───── Record excerpts ─────

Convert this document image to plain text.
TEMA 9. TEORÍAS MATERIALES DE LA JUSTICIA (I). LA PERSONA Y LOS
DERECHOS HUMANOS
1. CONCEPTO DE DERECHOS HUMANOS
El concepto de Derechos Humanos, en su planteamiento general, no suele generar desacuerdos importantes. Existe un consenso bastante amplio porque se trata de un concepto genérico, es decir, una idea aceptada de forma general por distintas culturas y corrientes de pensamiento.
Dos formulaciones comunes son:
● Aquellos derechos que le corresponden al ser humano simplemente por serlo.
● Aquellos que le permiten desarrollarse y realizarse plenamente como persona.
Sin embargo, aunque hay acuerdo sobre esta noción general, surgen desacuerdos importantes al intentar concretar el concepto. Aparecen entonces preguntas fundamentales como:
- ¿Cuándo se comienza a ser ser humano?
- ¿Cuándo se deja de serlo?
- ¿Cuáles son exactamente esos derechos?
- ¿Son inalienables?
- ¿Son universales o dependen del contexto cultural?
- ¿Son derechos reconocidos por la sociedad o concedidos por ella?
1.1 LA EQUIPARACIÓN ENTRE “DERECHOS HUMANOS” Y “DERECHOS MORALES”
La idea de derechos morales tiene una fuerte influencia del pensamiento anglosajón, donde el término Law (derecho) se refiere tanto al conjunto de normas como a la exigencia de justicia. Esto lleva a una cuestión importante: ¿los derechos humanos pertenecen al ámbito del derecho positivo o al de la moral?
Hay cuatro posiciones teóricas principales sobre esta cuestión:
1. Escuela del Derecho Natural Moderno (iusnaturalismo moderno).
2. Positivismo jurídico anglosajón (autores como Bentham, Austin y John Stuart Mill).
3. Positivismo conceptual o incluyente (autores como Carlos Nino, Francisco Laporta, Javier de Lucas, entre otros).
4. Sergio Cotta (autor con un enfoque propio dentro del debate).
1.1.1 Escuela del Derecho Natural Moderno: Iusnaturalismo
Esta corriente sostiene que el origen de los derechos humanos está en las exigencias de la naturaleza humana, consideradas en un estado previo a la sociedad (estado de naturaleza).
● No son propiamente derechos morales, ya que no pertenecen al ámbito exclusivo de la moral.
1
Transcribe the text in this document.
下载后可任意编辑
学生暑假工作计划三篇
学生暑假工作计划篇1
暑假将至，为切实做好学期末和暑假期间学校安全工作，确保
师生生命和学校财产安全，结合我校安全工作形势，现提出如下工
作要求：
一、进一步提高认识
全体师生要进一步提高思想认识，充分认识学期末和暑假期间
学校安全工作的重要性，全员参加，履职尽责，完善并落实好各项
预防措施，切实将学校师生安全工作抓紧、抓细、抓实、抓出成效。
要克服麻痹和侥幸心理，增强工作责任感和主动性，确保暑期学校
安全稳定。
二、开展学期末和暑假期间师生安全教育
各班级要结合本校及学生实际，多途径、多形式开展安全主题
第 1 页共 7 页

─────

Directions:
Write out the material exactly as given.

Result for this task:
Convert this document image to plain text.
TEMA 9. TEORÍAS MATERIALES DE LA JUSTICIA (I). LA PERSONA Y LOS
DERECHOS HUMANOS
1. CONCEPTO DE DERECHOS HUMANOS
El concepto de Derechos Humanos, en su planteamiento general, no suele generar desacuerdos importantes. Existe un consenso bastante amplio porque se trata de un concepto genérico, es decir, una idea aceptada de forma general por distintas culturas y corrientes de pensamiento.
Dos formulaciones comunes son:
● Aquellos derechos que le corresponden al ser humano simplemente por serlo.
● Aquellos que le permiten desarrollarse y realizarse plenamente como persona.
Sin embargo, aunque hay acuerdo sobre esta noción general, surgen desacuerdos importantes al intentar concretar el concepto. Aparecen entonces preguntas fundamentales como:
- ¿Cuándo se comienza a ser ser humano?
- ¿Cuándo se deja de serlo?
- ¿Cuáles son exactamente esos derechos?
- ¿Son inalienables?
- ¿Son universales o dependen del contexto cultural?
- ¿Son derechos reconocidos por la sociedad o concedidos por ella?
1.1 LA EQUIPARACIÓN ENTRE “DERECHOS HUMANOS” Y “DERECHOS MORALES”
La idea de derechos morales tiene una fuerte influencia del pensamiento anglosajón, donde el término Law (derecho) se refiere tanto al conjunto de normas como a la exigencia de justicia. Esto lleva a una cuestión importante: ¿los derechos humanos pertenecen al ámbito del derecho positivo o al de la moral?
Hay cuatro posiciones teóricas principales sobre esta cuestión:
1. Escuela del Derecho Natural Moderno (iusnaturalismo moderno).
2. Positivismo jurídico anglosajón (autores como Bentham, Austin y John Stuart Mill).
3. Positivismo conceptual o incluyente (autores como Carlos Nino, Francisco Laporta, Javier de Lucas, entre otros).
4. Sergio Cotta (autor con un enfoque propio dentro del debate).
1.1.1 Escuela del Derecho Natural Moderno: Iusnaturalismo
Esta corriente sostiene que el origen de los derechos humanos está en las exigencias de la naturaleza humana, consideradas en un estado previo a la sociedad (estado de naturaleza).
● No son propiamente derechos morales, ya que no pertenecen al ámbito exclusivo de la moral.
1
Transcribe the text in this document.
下载后可任意编辑
学生暑假工作计划三篇
学生暑假工作计划篇1
暑假将至，为切实做好学期末和暑假期间学校安全工作，确保
师生生命和学校财产安全，结合我校安全工作形势，现提出如下工
作要求：
一、进一步提高认识
全体师生要进一步提高思想认识，充分认识学期末和暑假期间
学校安全工作的重要性，全员参加，履职尽责，完善并落实好各项
预防措施，切实将学校师生安全工作抓紧、抓细、抓实、抓出成效。
要克服麻痹和侥幸心理，增强工作责任感和主动性，确保暑期学校
安全稳定。
二、开展学期末和暑假期间师生安全教育
各班级要结合本校及学生实际，多途径、多形式开展安全主题
第 1 页共 7 页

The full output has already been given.